For the listing below, give the number of lines in which "Power" occurs. Add nothing.

[Exercise data start]

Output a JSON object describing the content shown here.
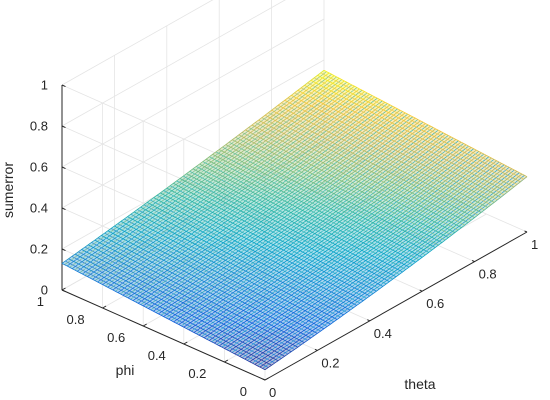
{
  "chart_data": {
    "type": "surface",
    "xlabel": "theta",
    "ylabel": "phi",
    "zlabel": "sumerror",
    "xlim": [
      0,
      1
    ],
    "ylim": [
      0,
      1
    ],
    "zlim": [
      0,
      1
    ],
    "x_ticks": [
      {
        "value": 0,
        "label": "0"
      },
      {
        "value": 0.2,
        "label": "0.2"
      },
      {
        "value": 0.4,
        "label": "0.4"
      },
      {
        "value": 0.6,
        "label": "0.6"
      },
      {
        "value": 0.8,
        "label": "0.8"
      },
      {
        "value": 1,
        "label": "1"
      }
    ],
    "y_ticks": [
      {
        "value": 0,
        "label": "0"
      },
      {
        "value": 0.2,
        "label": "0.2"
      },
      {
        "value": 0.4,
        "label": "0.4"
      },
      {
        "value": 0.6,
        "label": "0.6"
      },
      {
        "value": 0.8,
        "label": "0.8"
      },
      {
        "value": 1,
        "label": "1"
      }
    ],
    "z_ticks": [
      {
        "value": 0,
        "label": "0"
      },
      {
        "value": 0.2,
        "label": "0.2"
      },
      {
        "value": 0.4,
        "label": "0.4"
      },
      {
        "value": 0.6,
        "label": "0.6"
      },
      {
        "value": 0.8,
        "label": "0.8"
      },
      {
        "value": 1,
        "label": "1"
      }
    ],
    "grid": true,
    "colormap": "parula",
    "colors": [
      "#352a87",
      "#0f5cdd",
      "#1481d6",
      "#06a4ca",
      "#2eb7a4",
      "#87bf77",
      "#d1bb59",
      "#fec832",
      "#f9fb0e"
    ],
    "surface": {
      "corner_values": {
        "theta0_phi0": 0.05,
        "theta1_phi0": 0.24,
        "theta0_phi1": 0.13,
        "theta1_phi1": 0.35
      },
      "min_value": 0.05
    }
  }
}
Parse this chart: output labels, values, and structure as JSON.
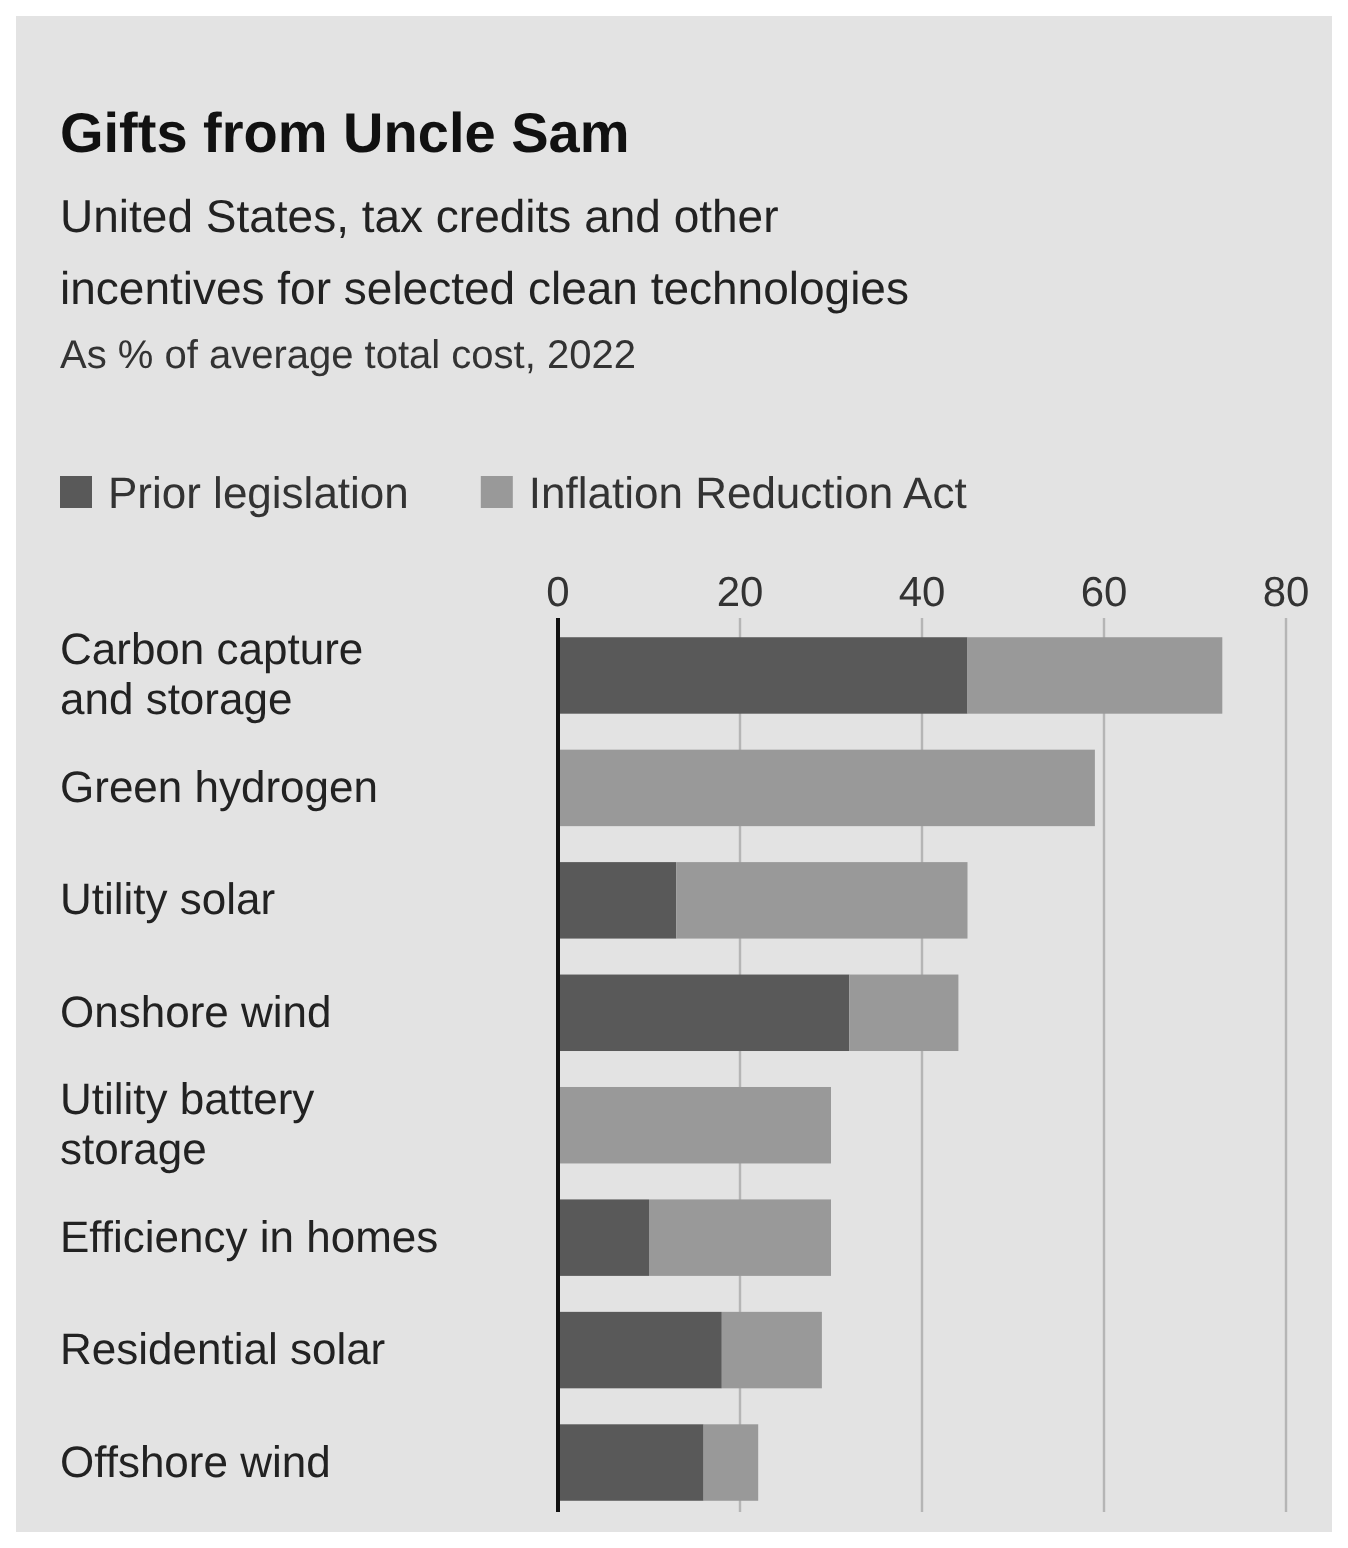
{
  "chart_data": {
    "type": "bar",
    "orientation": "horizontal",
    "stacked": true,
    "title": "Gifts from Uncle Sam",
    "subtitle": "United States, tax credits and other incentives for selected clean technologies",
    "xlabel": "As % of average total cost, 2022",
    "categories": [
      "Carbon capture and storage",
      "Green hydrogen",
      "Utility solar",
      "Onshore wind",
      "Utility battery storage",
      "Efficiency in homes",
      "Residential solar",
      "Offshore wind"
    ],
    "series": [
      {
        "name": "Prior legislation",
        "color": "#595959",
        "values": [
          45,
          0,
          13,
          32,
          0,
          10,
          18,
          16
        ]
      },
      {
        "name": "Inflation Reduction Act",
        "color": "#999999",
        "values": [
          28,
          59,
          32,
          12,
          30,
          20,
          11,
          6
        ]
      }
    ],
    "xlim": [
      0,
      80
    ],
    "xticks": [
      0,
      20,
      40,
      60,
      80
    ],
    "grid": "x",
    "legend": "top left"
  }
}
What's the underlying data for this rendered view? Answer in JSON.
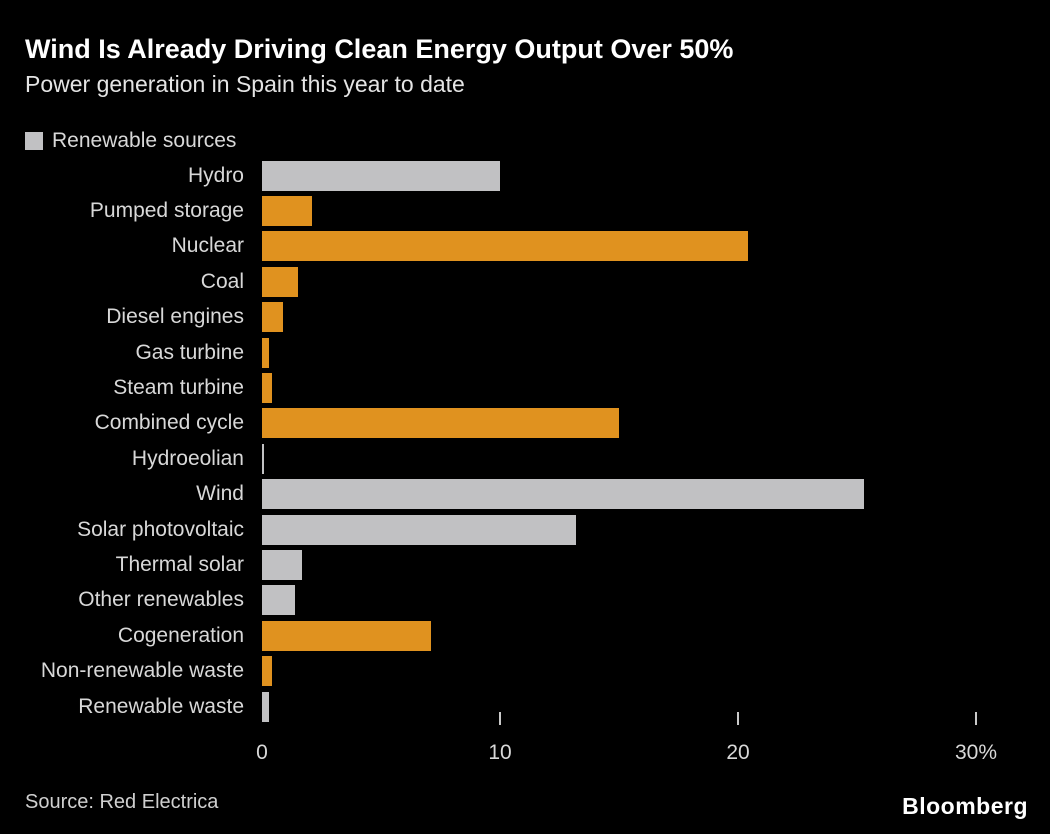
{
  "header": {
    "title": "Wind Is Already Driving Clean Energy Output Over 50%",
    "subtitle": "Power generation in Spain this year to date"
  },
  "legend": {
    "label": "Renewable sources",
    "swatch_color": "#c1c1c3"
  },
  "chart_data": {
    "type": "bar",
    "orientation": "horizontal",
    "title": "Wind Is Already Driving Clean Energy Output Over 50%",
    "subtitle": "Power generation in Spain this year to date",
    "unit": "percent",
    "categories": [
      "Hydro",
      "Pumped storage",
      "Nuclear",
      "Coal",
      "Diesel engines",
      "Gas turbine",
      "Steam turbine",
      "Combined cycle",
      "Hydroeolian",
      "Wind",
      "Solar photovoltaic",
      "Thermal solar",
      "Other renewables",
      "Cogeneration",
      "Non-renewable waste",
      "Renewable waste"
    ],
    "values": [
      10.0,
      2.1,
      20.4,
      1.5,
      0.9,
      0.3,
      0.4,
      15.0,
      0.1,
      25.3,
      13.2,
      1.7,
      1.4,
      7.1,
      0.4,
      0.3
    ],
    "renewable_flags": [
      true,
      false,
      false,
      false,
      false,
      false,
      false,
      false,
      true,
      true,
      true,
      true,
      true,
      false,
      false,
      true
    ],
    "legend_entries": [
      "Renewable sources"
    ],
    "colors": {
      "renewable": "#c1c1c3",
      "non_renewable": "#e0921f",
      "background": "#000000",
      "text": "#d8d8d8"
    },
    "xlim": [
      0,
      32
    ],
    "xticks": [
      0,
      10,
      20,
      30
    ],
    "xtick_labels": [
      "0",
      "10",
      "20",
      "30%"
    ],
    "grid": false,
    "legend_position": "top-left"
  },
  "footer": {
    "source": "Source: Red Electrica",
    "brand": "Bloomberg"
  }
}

[Exercise data end]

Output for this task: 2